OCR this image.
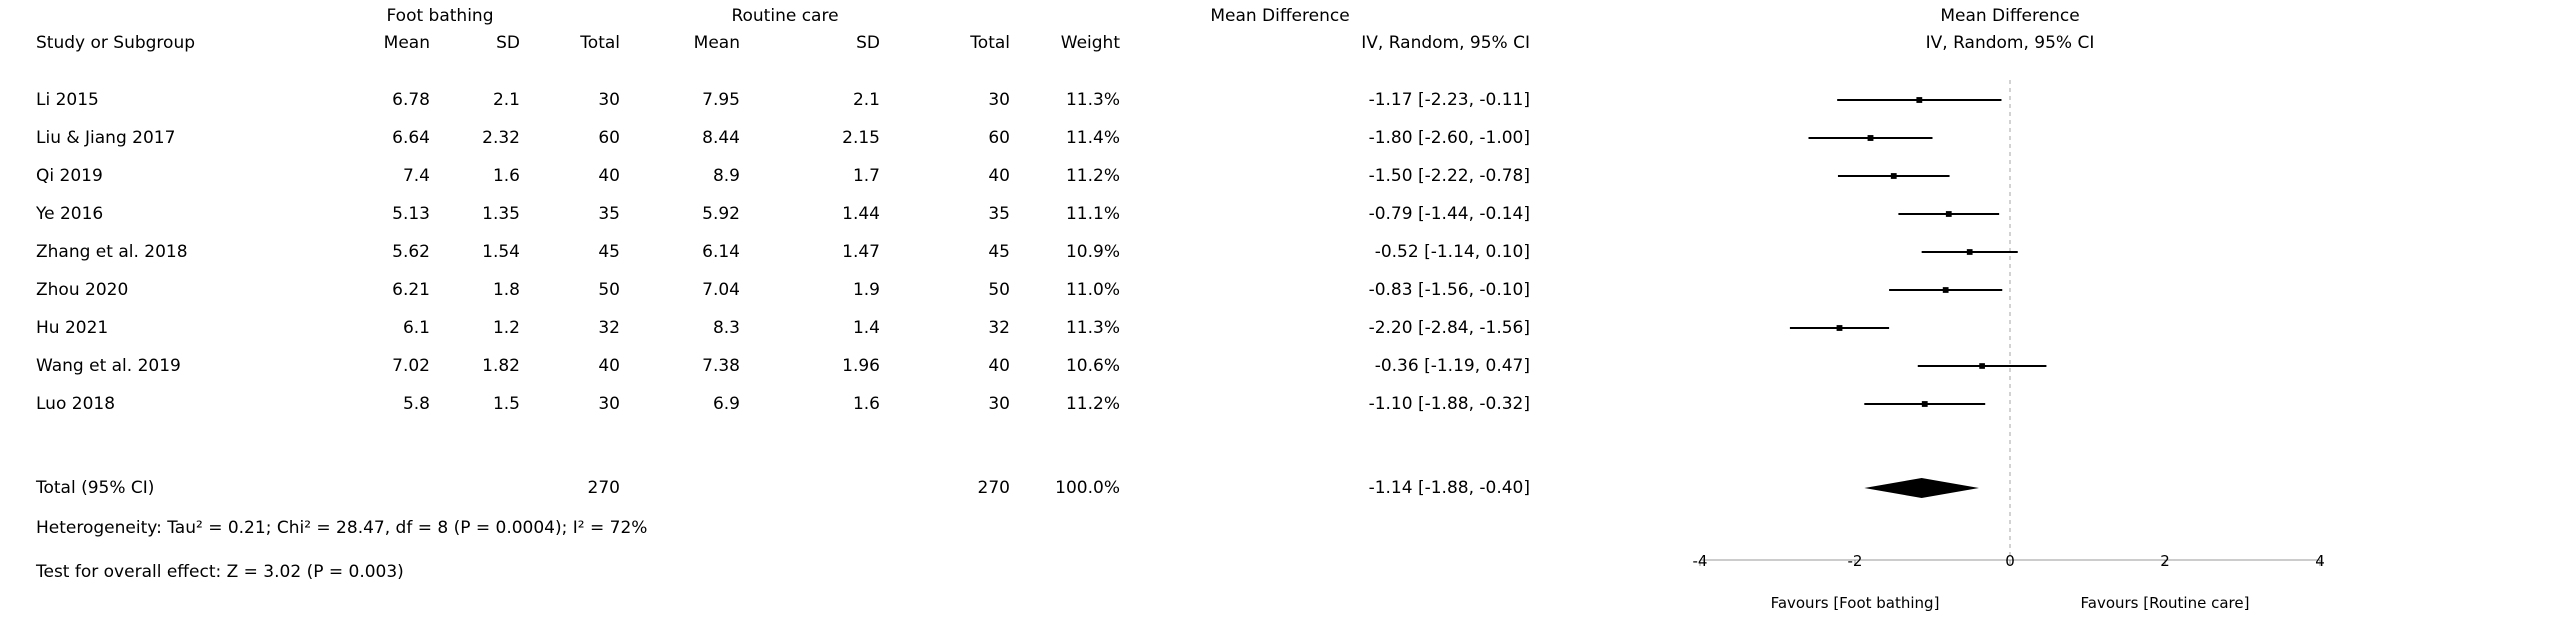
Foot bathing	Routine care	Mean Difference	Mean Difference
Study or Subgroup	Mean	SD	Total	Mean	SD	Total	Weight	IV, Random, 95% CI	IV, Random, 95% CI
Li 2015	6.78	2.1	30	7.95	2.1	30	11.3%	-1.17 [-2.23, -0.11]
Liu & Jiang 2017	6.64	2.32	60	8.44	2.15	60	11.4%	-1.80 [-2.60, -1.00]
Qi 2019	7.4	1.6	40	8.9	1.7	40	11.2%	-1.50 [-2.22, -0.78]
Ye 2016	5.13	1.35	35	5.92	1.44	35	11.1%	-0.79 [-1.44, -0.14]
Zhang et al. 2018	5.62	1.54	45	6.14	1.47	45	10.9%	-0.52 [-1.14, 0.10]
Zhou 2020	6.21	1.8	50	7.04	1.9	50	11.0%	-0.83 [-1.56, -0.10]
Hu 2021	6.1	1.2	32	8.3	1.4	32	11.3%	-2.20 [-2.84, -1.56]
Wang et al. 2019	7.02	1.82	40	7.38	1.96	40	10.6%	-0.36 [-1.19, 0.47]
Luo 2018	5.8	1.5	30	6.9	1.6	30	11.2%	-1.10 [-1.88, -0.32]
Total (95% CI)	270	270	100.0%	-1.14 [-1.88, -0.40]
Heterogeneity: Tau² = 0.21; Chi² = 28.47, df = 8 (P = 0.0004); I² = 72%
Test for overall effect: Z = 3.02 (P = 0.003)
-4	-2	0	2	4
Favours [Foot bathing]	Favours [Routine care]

-------

Using the listing above, gather each line that holds the string "bathing" and copy it.

Response below:
Foot bathing	Routine care	Mean Difference	Mean Difference
Favours [Foot bathing]	Favours [Routine care]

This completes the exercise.